Box annotation data:
** start **

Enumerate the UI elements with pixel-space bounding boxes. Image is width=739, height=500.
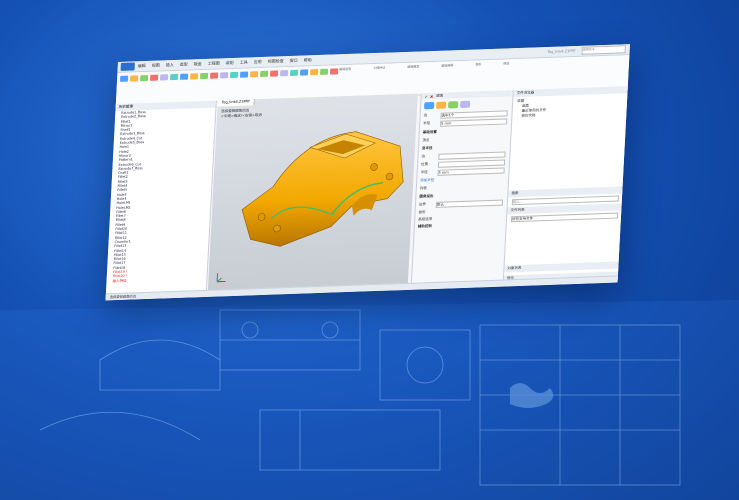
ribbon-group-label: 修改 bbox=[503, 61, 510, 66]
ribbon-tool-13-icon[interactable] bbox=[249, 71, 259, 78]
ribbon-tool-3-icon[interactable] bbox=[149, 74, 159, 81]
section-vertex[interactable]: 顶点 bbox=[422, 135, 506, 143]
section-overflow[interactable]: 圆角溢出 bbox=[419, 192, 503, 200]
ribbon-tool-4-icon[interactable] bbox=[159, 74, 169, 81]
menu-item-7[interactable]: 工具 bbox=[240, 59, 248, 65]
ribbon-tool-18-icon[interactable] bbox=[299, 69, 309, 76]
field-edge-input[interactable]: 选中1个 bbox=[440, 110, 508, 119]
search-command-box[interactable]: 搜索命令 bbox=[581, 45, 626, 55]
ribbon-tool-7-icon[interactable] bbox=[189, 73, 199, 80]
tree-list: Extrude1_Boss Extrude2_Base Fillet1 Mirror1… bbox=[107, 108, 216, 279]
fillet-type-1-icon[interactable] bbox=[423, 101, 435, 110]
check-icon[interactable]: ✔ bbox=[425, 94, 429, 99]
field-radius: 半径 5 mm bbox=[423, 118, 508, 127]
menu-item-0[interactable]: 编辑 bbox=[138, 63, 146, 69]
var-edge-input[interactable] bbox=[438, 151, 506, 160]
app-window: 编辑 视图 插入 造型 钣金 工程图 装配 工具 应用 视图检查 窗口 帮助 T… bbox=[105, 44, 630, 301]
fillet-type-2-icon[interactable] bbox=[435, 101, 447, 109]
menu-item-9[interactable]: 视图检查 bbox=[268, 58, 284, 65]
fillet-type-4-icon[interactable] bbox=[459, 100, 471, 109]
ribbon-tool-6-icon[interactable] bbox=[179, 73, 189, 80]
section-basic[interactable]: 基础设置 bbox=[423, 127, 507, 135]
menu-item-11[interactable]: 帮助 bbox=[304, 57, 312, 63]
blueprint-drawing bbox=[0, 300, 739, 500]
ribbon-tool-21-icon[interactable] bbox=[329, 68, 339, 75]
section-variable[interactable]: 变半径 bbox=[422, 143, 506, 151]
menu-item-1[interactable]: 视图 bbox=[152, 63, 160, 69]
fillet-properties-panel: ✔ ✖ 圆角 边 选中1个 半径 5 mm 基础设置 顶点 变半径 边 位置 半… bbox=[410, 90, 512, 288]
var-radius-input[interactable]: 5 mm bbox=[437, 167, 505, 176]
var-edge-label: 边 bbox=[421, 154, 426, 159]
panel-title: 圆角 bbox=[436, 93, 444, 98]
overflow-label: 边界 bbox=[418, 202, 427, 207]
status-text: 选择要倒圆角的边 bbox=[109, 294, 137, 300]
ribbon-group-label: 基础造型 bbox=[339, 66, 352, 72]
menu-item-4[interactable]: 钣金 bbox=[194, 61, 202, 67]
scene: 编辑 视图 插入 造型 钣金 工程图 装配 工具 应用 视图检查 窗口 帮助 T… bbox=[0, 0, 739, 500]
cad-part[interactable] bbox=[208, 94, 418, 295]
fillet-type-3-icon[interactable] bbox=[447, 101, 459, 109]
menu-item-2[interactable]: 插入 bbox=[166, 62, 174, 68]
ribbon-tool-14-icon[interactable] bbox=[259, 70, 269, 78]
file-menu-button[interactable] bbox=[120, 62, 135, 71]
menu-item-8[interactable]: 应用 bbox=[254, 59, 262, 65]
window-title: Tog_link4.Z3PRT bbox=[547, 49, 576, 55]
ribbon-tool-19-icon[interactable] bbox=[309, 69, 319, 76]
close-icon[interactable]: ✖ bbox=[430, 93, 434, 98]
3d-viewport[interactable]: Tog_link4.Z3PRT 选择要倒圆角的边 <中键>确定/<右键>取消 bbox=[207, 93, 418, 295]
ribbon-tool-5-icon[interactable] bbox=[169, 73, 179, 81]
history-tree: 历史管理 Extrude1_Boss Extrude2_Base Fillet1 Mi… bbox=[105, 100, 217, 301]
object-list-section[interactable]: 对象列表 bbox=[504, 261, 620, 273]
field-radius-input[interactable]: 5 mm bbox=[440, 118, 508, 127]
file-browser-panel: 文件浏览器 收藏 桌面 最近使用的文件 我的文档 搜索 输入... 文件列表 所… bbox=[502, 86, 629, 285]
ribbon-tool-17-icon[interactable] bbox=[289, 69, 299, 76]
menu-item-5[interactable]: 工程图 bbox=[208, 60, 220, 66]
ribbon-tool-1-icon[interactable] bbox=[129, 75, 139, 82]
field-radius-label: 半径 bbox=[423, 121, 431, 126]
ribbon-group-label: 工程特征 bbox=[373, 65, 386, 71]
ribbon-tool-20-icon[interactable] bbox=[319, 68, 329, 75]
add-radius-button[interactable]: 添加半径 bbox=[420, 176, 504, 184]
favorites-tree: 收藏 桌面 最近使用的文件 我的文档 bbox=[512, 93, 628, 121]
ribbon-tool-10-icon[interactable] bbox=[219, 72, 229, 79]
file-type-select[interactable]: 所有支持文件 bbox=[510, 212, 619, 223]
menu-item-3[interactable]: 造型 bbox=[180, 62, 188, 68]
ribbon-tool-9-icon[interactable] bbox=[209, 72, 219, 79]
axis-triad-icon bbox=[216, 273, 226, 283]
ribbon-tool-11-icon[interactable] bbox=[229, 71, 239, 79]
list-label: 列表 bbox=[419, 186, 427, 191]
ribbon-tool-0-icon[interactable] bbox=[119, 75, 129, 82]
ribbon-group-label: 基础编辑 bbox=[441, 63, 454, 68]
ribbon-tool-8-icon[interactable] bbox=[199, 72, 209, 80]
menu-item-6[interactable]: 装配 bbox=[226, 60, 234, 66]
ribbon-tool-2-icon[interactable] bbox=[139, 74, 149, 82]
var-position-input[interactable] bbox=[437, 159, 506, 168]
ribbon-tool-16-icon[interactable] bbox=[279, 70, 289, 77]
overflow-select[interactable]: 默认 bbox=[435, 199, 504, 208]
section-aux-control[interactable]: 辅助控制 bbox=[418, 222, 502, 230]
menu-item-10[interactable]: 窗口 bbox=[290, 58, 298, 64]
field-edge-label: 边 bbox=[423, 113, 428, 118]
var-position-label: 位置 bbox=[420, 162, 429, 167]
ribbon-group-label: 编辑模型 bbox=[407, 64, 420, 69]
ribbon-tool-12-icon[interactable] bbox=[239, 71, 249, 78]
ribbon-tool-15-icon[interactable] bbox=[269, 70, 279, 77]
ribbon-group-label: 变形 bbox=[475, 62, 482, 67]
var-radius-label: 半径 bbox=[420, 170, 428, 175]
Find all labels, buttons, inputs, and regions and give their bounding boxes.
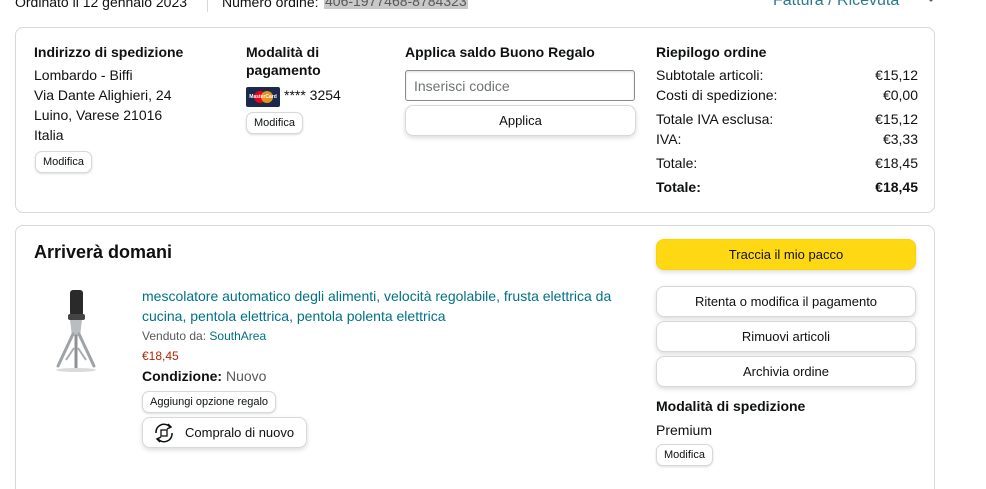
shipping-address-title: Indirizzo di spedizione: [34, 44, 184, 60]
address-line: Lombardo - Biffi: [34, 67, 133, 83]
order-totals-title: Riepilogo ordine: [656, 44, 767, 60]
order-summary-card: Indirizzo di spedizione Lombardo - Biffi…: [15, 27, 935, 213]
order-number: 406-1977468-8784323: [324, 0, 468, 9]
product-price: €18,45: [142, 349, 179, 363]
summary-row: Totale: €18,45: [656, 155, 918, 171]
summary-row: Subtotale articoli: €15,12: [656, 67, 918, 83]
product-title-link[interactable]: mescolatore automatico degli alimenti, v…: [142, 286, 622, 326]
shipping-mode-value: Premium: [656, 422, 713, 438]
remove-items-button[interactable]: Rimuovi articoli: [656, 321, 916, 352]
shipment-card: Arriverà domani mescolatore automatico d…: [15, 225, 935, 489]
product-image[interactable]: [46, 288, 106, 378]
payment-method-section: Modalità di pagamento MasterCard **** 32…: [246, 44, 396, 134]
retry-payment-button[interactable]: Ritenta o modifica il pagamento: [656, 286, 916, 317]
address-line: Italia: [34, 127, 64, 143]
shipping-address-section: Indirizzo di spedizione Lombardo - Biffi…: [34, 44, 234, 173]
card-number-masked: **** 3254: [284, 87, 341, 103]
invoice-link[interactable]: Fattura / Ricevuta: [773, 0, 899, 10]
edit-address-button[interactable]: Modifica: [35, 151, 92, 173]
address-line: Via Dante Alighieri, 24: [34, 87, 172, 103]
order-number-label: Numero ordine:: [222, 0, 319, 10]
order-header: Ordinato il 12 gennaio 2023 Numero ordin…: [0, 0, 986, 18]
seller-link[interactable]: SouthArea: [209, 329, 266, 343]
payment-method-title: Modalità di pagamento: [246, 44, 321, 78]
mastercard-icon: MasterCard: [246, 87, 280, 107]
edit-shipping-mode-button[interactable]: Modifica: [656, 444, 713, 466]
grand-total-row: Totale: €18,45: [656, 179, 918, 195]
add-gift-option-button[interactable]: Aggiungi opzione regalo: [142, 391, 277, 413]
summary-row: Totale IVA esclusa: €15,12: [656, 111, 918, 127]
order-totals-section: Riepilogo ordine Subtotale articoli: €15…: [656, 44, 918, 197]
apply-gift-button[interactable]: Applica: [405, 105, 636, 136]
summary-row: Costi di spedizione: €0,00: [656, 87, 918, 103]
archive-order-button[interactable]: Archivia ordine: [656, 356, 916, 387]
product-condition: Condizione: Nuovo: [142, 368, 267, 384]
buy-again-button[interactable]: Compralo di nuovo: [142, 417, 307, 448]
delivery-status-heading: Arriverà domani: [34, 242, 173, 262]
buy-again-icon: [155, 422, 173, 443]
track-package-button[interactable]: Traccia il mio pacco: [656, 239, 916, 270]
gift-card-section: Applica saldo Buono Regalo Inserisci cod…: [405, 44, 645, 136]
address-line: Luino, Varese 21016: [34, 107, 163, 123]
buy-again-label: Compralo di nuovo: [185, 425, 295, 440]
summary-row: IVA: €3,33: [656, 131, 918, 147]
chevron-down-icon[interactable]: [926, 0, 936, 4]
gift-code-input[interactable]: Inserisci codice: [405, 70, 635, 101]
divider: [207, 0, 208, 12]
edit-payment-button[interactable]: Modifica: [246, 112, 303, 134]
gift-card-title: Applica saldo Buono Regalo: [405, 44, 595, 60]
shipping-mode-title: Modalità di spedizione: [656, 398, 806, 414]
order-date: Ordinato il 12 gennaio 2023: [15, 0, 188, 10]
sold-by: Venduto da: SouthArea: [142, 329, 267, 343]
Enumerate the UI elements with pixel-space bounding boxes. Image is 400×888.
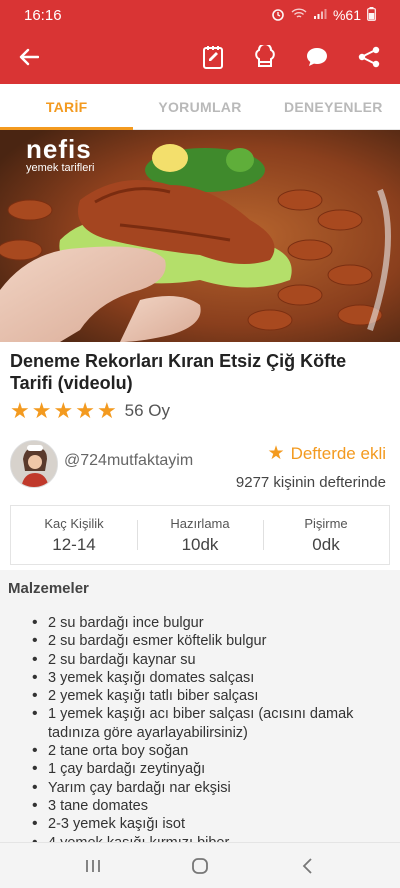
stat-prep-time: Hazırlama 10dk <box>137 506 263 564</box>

** end **

● What this task involves
Update the entries from the line containing "ribbon-group-label: 修改 bbox=[503, 61, 510, 66]" through the line containing "ribbon-tool-21-icon[interactable] bbox=[329, 68, 339, 75]", replacing every "interactable" with "clickable" and leaving everything else unchanged. Return only those lines.

● Task result
ribbon-group-label: 修改 bbox=[503, 61, 510, 66]
ribbon-tool-13-icon[clickable] bbox=[249, 71, 259, 78]
ribbon-tool-3-icon[clickable] bbox=[149, 74, 159, 81]
section-vertex[clickable]: 顶点 bbox=[422, 135, 506, 143]
section-overflow[clickable]: 圆角溢出 bbox=[419, 192, 503, 200]
ribbon-tool-4-icon[clickable] bbox=[159, 74, 169, 81]
menu-item-7[clickable]: 工具 bbox=[240, 59, 248, 65]
ribbon-tool-18-icon[clickable] bbox=[299, 69, 309, 76]
field-edge-input[clickable]: 选中1个 bbox=[440, 110, 508, 119]
search-command-box[clickable]: 搜索命令 bbox=[581, 45, 626, 55]
ribbon-tool-7-icon[clickable] bbox=[189, 73, 199, 80]
tree-list: Extrude1_Boss Extrude2_Base Fillet1 Mirror1… bbox=[107, 108, 216, 279]
fillet-type-1-icon[clickable] bbox=[423, 101, 435, 110]
check-icon[clickable]: ✔ bbox=[425, 94, 429, 99]
field-radius: 半径 5 mm bbox=[423, 118, 508, 127]
menu-item-0[clickable]: 编辑 bbox=[138, 63, 146, 69]
var-edge-input[clickable] bbox=[438, 151, 506, 160]
app-window: 编辑 视图 插入 造型 钣金 工程图 装配 工具 应用 视图检查 窗口 帮助 T… bbox=[105, 44, 630, 301]
fillet-type-2-icon[clickable] bbox=[435, 101, 447, 109]
menu-item-9[clickable]: 视图检查 bbox=[268, 58, 284, 65]
fillet-type-4-icon[clickable] bbox=[459, 100, 471, 109]
ribbon-tool-6-icon[clickable] bbox=[179, 73, 189, 80]
section-basic[clickable]: 基础设置 bbox=[423, 127, 507, 135]
menu-item-11[clickable]: 帮助 bbox=[304, 57, 312, 63]
blueprint-drawing bbox=[0, 300, 739, 500]
ribbon-tool-21-icon[clickable] bbox=[329, 68, 339, 75]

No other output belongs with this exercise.